[Stored dataset entries]
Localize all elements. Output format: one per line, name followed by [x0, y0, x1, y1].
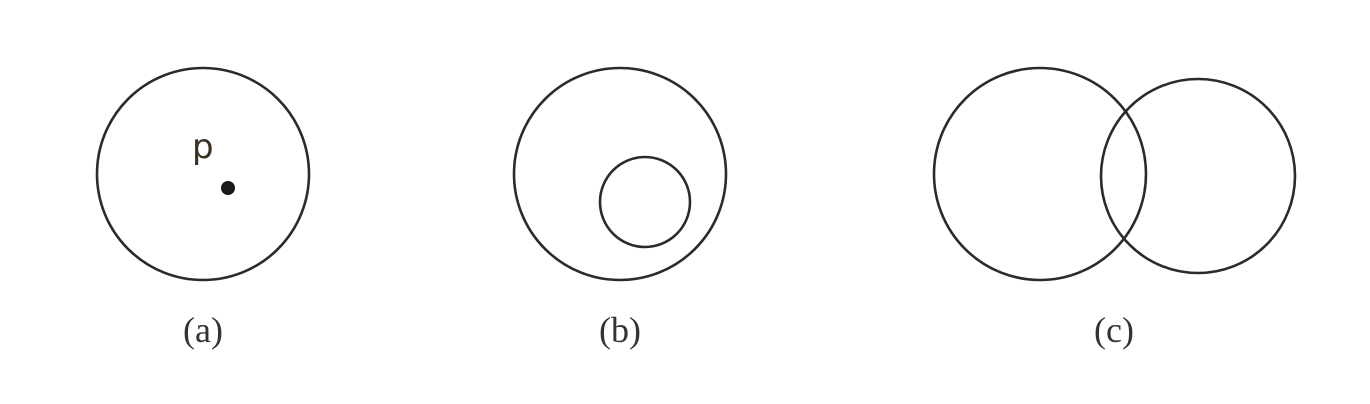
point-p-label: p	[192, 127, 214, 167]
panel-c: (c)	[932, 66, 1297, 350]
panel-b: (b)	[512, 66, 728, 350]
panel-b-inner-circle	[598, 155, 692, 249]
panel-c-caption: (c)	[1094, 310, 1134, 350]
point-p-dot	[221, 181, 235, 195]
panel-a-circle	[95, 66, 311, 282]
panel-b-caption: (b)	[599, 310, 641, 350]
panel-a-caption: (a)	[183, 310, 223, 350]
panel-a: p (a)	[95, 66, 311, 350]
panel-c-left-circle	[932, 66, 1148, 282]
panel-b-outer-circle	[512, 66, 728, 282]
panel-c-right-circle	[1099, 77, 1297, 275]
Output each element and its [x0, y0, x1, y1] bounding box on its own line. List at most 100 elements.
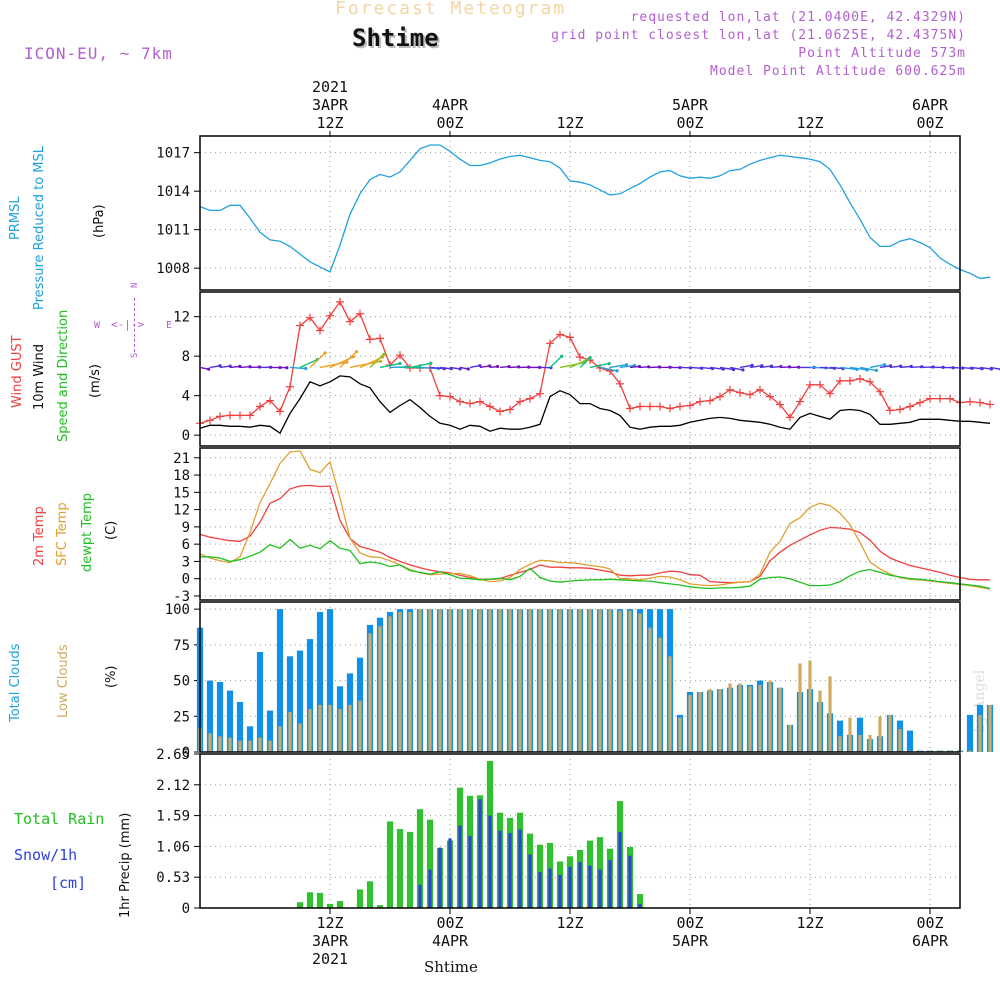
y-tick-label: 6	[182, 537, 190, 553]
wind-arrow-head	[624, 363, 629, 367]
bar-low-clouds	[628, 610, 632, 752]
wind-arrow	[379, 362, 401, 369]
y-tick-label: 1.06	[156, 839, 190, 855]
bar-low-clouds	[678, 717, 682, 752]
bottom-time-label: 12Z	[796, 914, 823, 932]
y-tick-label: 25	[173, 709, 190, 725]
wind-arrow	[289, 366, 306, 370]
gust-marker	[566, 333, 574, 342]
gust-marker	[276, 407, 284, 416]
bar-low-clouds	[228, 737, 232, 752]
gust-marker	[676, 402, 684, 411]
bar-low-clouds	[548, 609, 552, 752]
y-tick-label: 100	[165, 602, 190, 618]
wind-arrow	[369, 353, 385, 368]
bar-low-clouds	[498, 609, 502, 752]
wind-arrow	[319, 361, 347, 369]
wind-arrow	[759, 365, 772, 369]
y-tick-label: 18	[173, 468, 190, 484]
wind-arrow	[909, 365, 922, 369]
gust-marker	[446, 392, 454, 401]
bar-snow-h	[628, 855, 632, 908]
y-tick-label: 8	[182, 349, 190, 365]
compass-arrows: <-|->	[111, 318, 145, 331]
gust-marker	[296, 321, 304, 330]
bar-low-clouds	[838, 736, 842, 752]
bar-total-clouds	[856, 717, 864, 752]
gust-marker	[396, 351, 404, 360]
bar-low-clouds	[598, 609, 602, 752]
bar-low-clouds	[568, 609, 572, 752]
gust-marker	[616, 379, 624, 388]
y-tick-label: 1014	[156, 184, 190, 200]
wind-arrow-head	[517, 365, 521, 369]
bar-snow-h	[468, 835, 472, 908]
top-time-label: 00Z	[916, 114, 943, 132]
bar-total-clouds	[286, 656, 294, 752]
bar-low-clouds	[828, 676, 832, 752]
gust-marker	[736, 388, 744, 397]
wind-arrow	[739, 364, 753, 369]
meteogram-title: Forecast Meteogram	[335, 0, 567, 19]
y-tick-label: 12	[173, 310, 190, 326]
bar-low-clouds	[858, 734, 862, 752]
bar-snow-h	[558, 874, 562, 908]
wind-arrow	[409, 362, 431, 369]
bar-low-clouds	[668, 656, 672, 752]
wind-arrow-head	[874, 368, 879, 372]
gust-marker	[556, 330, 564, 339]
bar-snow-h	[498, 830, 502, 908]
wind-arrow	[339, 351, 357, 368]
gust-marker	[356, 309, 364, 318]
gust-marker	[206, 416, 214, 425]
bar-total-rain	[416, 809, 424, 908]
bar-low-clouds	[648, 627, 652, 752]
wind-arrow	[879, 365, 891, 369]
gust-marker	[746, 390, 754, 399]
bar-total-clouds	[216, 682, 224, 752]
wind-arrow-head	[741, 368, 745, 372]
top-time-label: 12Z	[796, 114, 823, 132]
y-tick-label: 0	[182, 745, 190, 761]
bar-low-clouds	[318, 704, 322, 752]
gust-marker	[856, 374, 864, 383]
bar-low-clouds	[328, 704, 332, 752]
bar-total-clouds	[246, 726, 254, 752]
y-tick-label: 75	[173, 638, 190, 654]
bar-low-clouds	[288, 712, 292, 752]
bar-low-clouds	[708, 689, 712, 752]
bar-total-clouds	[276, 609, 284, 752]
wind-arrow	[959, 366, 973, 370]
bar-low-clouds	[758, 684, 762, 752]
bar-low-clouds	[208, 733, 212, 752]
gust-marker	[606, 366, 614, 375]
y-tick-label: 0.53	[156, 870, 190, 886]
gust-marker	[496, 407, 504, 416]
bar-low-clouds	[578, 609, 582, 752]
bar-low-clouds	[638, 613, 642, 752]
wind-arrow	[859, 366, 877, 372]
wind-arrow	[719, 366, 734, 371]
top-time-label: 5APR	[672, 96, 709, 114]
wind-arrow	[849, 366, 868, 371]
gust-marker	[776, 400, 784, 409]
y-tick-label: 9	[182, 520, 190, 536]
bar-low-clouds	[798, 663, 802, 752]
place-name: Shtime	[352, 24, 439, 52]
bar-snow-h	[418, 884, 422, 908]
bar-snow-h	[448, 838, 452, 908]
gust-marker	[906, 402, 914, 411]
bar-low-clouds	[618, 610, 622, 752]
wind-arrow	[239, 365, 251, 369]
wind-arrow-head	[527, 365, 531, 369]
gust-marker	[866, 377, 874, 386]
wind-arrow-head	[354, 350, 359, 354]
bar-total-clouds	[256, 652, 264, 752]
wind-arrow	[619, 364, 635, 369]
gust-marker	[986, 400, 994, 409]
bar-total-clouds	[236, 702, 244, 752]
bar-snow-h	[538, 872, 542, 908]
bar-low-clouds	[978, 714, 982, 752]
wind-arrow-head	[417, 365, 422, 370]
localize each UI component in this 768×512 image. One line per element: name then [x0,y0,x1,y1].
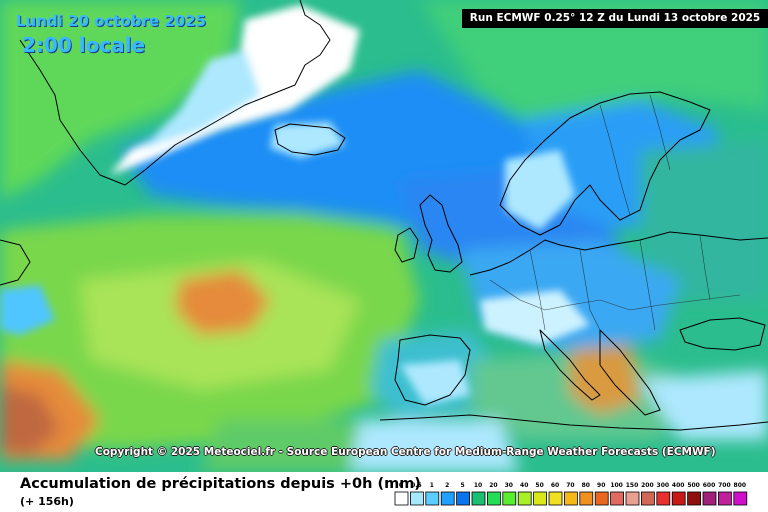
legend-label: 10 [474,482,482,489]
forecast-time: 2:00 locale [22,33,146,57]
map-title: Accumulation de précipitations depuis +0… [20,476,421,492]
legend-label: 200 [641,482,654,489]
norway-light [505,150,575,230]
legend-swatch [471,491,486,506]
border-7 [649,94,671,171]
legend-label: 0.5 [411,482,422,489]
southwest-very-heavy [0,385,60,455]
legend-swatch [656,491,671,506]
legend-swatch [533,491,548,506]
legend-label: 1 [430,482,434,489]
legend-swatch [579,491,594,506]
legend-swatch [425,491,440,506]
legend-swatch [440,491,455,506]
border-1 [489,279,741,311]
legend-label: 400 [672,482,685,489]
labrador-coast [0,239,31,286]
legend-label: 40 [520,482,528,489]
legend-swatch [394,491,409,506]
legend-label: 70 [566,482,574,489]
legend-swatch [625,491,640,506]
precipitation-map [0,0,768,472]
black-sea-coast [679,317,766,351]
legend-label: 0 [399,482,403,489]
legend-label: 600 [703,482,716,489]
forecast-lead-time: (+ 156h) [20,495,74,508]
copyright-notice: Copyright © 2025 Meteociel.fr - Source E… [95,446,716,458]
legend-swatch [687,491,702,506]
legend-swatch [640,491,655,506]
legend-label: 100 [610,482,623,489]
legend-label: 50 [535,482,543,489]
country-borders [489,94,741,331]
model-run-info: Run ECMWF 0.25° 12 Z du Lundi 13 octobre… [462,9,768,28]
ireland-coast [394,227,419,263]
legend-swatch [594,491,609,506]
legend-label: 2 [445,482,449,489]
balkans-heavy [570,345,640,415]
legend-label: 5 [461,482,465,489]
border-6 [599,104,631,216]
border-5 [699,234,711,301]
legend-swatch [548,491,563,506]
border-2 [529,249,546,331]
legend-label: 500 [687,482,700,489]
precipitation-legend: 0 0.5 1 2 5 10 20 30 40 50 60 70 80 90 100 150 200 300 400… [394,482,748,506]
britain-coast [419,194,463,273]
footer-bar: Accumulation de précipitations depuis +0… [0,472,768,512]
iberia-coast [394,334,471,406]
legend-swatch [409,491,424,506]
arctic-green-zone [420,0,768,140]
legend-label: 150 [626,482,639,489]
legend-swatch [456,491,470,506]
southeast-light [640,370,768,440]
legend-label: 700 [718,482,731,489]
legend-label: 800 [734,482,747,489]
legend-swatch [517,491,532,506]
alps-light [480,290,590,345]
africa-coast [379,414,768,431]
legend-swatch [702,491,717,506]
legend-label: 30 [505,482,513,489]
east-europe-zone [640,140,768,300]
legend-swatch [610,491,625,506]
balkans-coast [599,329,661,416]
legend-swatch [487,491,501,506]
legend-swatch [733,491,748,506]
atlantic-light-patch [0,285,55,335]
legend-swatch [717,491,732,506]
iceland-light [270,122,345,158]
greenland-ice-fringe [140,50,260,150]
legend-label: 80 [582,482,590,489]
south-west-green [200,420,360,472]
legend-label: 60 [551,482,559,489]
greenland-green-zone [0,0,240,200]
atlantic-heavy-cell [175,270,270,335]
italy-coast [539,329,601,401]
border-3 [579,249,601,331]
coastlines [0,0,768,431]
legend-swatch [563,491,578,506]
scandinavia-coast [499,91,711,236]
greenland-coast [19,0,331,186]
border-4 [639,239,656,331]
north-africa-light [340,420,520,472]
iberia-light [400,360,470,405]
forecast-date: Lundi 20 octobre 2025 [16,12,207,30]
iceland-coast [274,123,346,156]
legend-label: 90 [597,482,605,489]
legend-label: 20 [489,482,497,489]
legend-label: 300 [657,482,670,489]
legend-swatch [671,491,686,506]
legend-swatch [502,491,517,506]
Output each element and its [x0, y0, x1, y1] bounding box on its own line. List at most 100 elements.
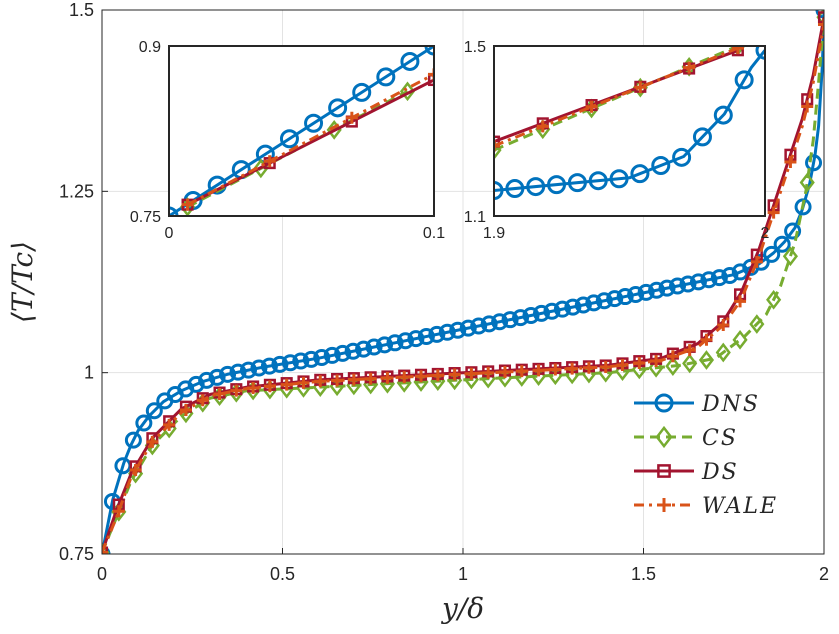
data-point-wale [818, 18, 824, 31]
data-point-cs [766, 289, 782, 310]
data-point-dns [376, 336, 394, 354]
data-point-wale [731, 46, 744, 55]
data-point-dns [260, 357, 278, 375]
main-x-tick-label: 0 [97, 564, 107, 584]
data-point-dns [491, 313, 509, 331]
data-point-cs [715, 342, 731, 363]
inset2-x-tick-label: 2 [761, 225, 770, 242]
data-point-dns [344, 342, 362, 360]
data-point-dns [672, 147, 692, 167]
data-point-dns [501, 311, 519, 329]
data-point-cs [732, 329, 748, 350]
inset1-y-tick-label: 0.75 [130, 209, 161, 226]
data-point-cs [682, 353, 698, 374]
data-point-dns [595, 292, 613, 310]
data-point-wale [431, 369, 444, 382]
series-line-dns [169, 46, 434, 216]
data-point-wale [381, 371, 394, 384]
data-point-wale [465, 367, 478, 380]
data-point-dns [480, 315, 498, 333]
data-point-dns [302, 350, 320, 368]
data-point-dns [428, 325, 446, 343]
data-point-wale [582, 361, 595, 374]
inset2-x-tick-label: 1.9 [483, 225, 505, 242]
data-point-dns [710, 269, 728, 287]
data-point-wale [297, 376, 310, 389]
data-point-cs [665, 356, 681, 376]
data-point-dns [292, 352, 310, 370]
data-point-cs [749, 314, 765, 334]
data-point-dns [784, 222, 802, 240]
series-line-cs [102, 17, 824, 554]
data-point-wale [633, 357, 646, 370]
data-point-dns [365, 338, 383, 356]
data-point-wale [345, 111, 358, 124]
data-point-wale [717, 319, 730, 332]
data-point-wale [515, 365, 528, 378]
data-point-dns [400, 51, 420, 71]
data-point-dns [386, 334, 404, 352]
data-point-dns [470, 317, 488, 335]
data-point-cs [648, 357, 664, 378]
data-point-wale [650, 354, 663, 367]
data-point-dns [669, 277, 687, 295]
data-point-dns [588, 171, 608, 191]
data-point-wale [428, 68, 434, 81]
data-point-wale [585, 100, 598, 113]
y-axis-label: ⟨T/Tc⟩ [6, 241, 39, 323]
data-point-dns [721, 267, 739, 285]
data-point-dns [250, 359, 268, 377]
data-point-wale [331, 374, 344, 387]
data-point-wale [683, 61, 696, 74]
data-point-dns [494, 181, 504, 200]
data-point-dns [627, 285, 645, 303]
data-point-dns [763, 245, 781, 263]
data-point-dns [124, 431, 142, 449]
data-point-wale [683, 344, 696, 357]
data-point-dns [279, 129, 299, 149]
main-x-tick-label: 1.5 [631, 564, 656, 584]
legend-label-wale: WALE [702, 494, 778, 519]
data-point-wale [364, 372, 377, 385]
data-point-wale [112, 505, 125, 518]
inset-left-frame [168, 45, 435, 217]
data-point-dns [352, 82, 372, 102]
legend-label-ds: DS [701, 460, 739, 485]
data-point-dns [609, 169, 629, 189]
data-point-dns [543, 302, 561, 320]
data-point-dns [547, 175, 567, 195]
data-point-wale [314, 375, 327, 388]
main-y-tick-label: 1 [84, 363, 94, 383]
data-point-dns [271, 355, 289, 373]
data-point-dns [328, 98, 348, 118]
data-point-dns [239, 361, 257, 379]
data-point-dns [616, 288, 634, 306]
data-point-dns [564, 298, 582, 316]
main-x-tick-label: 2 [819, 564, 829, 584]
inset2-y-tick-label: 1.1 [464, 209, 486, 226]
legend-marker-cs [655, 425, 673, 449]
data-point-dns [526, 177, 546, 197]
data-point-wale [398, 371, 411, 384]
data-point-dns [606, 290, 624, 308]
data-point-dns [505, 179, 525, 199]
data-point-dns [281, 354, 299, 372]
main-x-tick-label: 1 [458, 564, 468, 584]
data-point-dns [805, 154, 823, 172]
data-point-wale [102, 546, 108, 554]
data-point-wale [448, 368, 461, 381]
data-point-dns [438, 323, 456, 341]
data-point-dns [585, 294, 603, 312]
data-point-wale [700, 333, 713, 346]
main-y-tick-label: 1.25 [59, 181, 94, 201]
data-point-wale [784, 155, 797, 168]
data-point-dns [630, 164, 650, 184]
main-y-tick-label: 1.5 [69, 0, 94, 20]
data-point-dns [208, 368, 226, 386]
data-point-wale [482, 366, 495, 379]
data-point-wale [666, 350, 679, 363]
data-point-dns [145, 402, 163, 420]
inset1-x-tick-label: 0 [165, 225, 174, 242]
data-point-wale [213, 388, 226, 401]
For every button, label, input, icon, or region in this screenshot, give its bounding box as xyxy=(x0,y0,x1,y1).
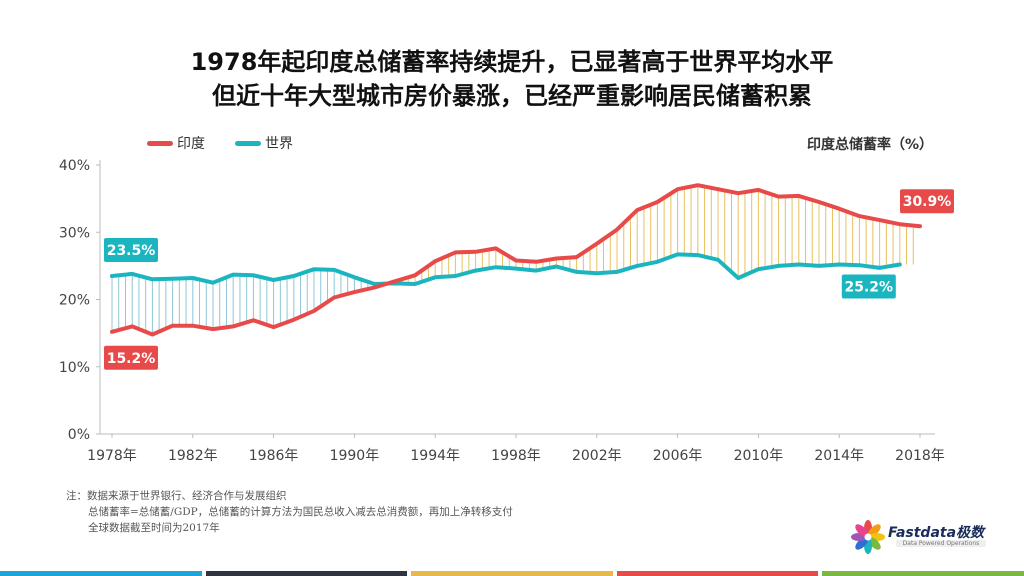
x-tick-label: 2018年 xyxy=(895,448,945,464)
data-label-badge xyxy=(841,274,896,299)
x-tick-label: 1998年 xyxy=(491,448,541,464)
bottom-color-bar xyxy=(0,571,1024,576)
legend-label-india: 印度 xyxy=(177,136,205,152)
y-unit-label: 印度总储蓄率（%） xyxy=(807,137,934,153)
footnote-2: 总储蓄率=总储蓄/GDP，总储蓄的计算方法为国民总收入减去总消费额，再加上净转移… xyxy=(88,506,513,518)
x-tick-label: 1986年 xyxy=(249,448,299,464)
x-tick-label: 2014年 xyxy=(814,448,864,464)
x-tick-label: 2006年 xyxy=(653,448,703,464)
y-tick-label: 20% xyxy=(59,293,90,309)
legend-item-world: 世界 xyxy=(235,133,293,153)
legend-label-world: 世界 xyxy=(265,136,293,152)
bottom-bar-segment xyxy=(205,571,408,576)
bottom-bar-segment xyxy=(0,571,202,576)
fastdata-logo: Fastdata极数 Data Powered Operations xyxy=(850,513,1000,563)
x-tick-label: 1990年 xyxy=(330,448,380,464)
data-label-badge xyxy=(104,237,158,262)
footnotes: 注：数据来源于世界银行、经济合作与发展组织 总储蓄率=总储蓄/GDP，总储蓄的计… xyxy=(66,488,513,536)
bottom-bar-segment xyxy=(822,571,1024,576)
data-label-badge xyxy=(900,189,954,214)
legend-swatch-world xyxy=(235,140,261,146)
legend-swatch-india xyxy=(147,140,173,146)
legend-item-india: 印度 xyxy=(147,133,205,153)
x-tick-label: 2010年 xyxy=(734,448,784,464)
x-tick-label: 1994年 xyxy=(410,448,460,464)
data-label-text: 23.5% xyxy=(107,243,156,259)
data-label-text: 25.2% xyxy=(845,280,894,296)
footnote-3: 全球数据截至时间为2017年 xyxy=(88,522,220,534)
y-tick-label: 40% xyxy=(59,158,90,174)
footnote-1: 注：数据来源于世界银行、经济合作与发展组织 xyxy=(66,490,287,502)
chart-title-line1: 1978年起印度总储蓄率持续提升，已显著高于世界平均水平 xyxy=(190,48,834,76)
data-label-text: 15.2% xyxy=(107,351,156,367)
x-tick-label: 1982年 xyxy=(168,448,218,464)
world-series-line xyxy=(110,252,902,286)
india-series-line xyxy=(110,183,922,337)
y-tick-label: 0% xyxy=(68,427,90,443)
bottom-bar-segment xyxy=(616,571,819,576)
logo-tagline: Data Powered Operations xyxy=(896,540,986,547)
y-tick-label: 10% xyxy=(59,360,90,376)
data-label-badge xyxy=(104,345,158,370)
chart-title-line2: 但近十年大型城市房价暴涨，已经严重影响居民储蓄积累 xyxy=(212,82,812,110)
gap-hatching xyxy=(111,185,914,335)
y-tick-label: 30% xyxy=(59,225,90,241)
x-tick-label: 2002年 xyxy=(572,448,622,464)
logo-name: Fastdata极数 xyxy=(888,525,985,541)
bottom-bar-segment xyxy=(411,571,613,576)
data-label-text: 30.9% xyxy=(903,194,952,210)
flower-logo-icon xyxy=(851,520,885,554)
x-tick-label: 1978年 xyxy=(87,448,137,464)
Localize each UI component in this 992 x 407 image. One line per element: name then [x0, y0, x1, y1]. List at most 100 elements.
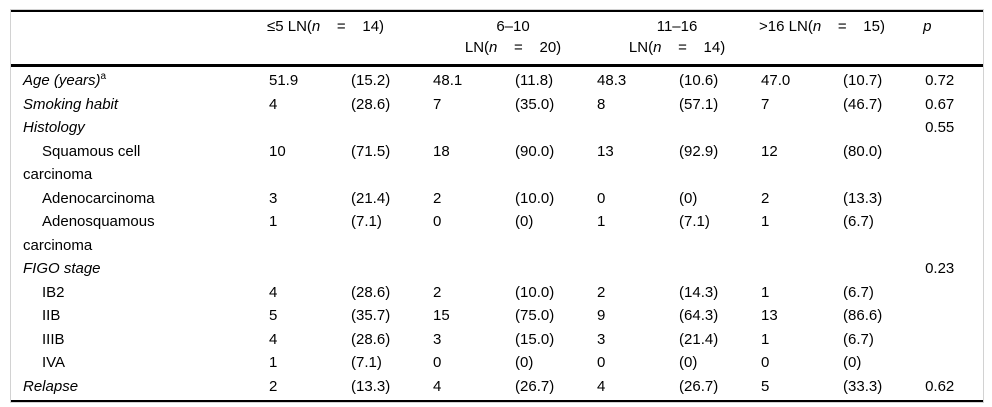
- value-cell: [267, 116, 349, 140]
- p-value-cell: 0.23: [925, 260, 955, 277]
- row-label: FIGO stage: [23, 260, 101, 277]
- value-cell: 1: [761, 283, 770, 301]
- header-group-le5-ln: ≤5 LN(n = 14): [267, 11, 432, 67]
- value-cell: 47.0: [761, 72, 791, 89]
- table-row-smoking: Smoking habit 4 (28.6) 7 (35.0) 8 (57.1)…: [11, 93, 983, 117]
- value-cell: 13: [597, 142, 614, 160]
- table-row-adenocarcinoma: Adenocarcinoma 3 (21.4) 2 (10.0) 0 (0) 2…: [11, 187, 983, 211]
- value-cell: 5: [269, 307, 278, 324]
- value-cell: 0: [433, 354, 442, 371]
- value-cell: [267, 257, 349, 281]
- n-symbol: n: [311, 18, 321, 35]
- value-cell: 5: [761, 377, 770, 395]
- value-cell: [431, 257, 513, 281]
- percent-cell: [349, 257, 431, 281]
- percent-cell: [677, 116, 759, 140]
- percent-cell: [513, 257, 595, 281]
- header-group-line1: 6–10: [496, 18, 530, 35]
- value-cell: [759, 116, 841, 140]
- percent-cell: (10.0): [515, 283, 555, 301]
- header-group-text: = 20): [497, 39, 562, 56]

WHAT THE TASK ASKS: Copy the entries above verbatim, starting at the line that contains "x-tick-label: 2018年 xyxy=(895,448,945,464)" and ending at the line that contains "data-label-text: 25.2% xyxy=(845,280,894,296)", with both of those lines included.

FULL OUTPUT:
x-tick-label: 2018年 xyxy=(895,448,945,464)
data-label-badge xyxy=(841,274,896,299)
x-tick-label: 1998年 xyxy=(491,448,541,464)
bottom-color-bar xyxy=(0,571,1024,576)
legend-label-india: 印度 xyxy=(177,136,205,152)
y-unit-label: 印度总储蓄率（%） xyxy=(807,137,934,153)
footnote-2: 总储蓄率=总储蓄/GDP，总储蓄的计算方法为国民总收入减去总消费额，再加上净转移… xyxy=(88,506,513,518)
x-tick-label: 1986年 xyxy=(249,448,299,464)
x-tick-label: 2014年 xyxy=(814,448,864,464)
x-tick-label: 2006年 xyxy=(653,448,703,464)
y-tick-label: 20% xyxy=(59,293,90,309)
legend-item-world: 世界 xyxy=(235,133,293,153)
legend-label-world: 世界 xyxy=(265,136,293,152)
bottom-bar-segment xyxy=(205,571,408,576)
bottom-bar-segment xyxy=(0,571,202,576)
fastdata-logo: Fastdata极数 Data Powered Operations xyxy=(850,513,1000,563)
x-tick-label: 1990年 xyxy=(330,448,380,464)
data-label-badge xyxy=(104,237,158,262)
footnotes: 注：数据来源于世界银行、经济合作与发展组织 总储蓄率=总储蓄/GDP，总储蓄的计… xyxy=(66,488,513,536)
bottom-bar-segment xyxy=(822,571,1024,576)
data-label-badge xyxy=(900,189,954,214)
legend-swatch-world xyxy=(235,140,261,146)
legend-swatch-india xyxy=(147,140,173,146)
legend-item-india: 印度 xyxy=(147,133,205,153)
x-tick-label: 2010年 xyxy=(734,448,784,464)
x-tick-label: 1994年 xyxy=(410,448,460,464)
data-label-text: 23.5% xyxy=(107,243,156,259)
data-label-text: 25.2% xyxy=(845,280,894,296)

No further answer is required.